**Exercise description**
Render the following material again verbatim, leaving nothing out.

**Data extract**
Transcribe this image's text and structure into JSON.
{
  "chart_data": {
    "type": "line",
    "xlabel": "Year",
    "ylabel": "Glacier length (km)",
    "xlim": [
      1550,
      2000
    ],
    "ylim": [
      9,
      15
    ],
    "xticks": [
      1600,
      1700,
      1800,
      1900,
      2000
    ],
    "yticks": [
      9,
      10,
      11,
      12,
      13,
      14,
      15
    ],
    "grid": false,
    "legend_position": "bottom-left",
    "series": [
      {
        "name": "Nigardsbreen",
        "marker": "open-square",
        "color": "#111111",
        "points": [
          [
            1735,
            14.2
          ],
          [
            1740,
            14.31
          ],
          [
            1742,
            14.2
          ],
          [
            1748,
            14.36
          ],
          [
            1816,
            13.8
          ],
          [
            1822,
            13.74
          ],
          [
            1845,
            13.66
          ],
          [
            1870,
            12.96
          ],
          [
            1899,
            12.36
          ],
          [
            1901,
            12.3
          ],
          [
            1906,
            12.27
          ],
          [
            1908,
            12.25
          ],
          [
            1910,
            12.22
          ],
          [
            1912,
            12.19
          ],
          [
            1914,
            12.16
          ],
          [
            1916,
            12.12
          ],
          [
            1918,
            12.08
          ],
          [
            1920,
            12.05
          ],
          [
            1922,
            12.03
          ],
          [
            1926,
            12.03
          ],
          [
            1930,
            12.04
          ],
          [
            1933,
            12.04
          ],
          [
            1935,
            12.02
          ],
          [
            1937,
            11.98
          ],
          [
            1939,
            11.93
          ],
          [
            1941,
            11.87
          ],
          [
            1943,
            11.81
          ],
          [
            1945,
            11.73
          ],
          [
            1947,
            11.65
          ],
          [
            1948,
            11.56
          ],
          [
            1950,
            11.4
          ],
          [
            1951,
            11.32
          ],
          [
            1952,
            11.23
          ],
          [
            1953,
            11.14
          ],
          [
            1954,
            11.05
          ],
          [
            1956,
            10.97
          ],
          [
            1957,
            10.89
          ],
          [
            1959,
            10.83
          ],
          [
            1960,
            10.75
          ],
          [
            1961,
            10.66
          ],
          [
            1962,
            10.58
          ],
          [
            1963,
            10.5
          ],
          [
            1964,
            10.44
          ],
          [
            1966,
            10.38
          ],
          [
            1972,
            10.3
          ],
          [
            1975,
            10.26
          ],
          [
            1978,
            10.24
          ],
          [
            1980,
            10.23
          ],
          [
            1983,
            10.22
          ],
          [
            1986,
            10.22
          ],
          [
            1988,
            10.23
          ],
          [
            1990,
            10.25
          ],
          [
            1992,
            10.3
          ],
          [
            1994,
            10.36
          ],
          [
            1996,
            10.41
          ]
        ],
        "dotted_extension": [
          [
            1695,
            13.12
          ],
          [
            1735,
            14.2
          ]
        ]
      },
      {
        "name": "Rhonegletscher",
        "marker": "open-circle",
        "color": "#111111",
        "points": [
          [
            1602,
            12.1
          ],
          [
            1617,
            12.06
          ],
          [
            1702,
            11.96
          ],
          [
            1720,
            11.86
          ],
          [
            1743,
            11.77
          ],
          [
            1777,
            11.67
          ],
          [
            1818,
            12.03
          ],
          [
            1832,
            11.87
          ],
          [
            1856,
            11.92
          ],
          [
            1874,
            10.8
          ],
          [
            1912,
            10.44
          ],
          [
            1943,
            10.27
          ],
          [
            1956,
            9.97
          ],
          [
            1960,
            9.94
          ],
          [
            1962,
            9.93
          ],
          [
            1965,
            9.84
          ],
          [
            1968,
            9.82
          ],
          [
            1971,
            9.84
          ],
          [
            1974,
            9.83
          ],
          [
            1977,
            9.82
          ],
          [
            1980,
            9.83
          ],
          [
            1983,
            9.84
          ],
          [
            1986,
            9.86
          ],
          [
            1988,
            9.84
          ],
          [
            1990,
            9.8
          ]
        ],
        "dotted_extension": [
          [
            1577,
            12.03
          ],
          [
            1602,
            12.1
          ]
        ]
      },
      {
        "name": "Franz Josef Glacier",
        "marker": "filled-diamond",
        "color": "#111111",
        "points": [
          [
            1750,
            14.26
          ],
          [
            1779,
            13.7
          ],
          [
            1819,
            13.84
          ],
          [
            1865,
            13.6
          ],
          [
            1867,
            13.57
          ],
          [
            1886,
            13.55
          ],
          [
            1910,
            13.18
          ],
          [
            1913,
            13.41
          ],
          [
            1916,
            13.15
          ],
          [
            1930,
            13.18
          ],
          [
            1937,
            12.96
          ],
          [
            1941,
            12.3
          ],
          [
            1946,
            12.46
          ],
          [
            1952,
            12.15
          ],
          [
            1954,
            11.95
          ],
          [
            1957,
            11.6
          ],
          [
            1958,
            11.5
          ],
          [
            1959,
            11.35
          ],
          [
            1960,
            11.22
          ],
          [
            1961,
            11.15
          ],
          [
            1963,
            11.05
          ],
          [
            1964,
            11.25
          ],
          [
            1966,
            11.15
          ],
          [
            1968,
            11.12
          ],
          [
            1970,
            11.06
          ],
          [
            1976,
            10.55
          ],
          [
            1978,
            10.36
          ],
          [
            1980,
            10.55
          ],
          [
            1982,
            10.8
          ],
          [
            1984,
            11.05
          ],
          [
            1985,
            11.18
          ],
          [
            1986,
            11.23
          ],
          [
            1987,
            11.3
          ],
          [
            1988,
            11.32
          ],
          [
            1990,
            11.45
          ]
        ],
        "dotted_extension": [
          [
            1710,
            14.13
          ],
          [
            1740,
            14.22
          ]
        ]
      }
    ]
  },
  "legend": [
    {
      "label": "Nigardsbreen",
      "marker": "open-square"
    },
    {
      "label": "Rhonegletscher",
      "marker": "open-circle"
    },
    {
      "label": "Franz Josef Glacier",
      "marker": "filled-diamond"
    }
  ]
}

**The result**
Transcribe this image's text and structure into JSON.
{
  "chart_data": {
    "type": "line",
    "xlabel": "Year",
    "ylabel": "Glacier length (km)",
    "xlim": [
      1550,
      2000
    ],
    "ylim": [
      9,
      15
    ],
    "xticks": [
      1600,
      1700,
      1800,
      1900,
      2000
    ],
    "yticks": [
      9,
      10,
      11,
      12,
      13,
      14,
      15
    ],
    "grid": false,
    "legend_position": "bottom-left",
    "series": [
      {
        "name": "Nigardsbreen",
        "marker": "open-square",
        "color": "#111111",
        "points": [
          [
            1735,
            14.2
          ],
          [
            1740,
            14.31
          ],
          [
            1742,
            14.2
          ],
          [
            1748,
            14.36
          ],
          [
            1816,
            13.8
          ],
          [
            1822,
            13.74
          ],
          [
            1845,
            13.66
          ],
          [
            1870,
            12.96
          ],
          [
            1899,
            12.36
          ],
          [
            1901,
            12.3
          ],
          [
            1906,
            12.27
          ],
          [
            1908,
            12.25
          ],
          [
            1910,
            12.22
          ],
          [
            1912,
            12.19
          ],
          [
            1914,
            12.16
          ],
          [
            1916,
            12.12
          ],
          [
            1918,
            12.08
          ],
          [
            1920,
            12.05
          ],
          [
            1922,
            12.03
          ],
          [
            1926,
            12.03
          ],
          [
            1930,
            12.04
          ],
          [
            1933,
            12.04
          ],
          [
            1935,
            12.02
          ],
          [
            1937,
            11.98
          ],
          [
            1939,
            11.93
          ],
          [
            1941,
            11.87
          ],
          [
            1943,
            11.81
          ],
          [
            1945,
            11.73
          ],
          [
            1947,
            11.65
          ],
          [
            1948,
            11.56
          ],
          [
            1950,
            11.4
          ],
          [
            1951,
            11.32
          ],
          [
            1952,
            11.23
          ],
          [
            1953,
            11.14
          ],
          [
            1954,
            11.05
          ],
          [
            1956,
            10.97
          ],
          [
            1957,
            10.89
          ],
          [
            1959,
            10.83
          ],
          [
            1960,
            10.75
          ],
          [
            1961,
            10.66
          ],
          [
            1962,
            10.58
          ],
          [
            1963,
            10.5
          ],
          [
            1964,
            10.44
          ],
          [
            1966,
            10.38
          ],
          [
            1972,
            10.3
          ],
          [
            1975,
            10.26
          ],
          [
            1978,
            10.24
          ],
          [
            1980,
            10.23
          ],
          [
            1983,
            10.22
          ],
          [
            1986,
            10.22
          ],
          [
            1988,
            10.23
          ],
          [
            1990,
            10.25
          ],
          [
            1992,
            10.3
          ],
          [
            1994,
            10.36
          ],
          [
            1996,
            10.41
          ]
        ],
        "dotted_extension": [
          [
            1695,
            13.12
          ],
          [
            1735,
            14.2
          ]
        ]
      },
      {
        "name": "Rhonegletscher",
        "marker": "open-circle",
        "color": "#111111",
        "points": [
          [
            1602,
            12.1
          ],
          [
            1617,
            12.06
          ],
          [
            1702,
            11.96
          ],
          [
            1720,
            11.86
          ],
          [
            1743,
            11.77
          ],
          [
            1777,
            11.67
          ],
          [
            1818,
            12.03
          ],
          [
            1832,
            11.87
          ],
          [
            1856,
            11.92
          ],
          [
            1874,
            10.8
          ],
          [
            1912,
            10.44
          ],
          [
            1943,
            10.27
          ],
          [
            1956,
            9.97
          ],
          [
            1960,
            9.94
          ],
          [
            1962,
            9.93
          ],
          [
            1965,
            9.84
          ],
          [
            1968,
            9.82
          ],
          [
            1971,
            9.84
          ],
          [
            1974,
            9.83
          ],
          [
            1977,
            9.82
          ],
          [
            1980,
            9.83
          ],
          [
            1983,
            9.84
          ],
          [
            1986,
            9.86
          ],
          [
            1988,
            9.84
          ],
          [
            1990,
            9.8
          ]
        ],
        "dotted_extension": [
          [
            1577,
            12.03
          ],
          [
            1602,
            12.1
          ]
        ]
      },
      {
        "name": "Franz Josef Glacier",
        "marker": "filled-diamond",
        "color": "#111111",
        "points": [
          [
            1750,
            14.26
          ],
          [
            1779,
            13.7
          ],
          [
            1819,
            13.84
          ],
          [
            1865,
            13.6
          ],
          [
            1867,
            13.57
          ],
          [
            1886,
            13.55
          ],
          [
            1910,
            13.18
          ],
          [
            1913,
            13.41
          ],
          [
            1916,
            13.15
          ],
          [
            1930,
            13.18
          ],
          [
            1937,
            12.96
          ],
          [
            1941,
            12.3
          ],
          [
            1946,
            12.46
          ],
          [
            1952,
            12.15
          ],
          [
            1954,
            11.95
          ],
          [
            1957,
            11.6
          ],
          [
            1958,
            11.5
          ],
          [
            1959,
            11.35
          ],
          [
            1960,
            11.22
          ],
          [
            1961,
            11.15
          ],
          [
            1963,
            11.05
          ],
          [
            1964,
            11.25
          ],
          [
            1966,
            11.15
          ],
          [
            1968,
            11.12
          ],
          [
            1970,
            11.06
          ],
          [
            1976,
            10.55
          ],
          [
            1978,
            10.36
          ],
          [
            1980,
            10.55
          ],
          [
            1982,
            10.8
          ],
          [
            1984,
            11.05
          ],
          [
            1985,
            11.18
          ],
          [
            1986,
            11.23
          ],
          [
            1987,
            11.3
          ],
          [
            1988,
            11.32
          ],
          [
            1990,
            11.45
          ]
        ],
        "dotted_extension": [
          [
            1710,
            14.13
          ],
          [
            1740,
            14.22
          ]
        ]
      }
    ]
  },
  "legend": [
    {
      "label": "Nigardsbreen",
      "marker": "open-square"
    },
    {
      "label": "Rhonegletscher",
      "marker": "open-circle"
    },
    {
      "label": "Franz Josef Glacier",
      "marker": "filled-diamond"
    }
  ]
}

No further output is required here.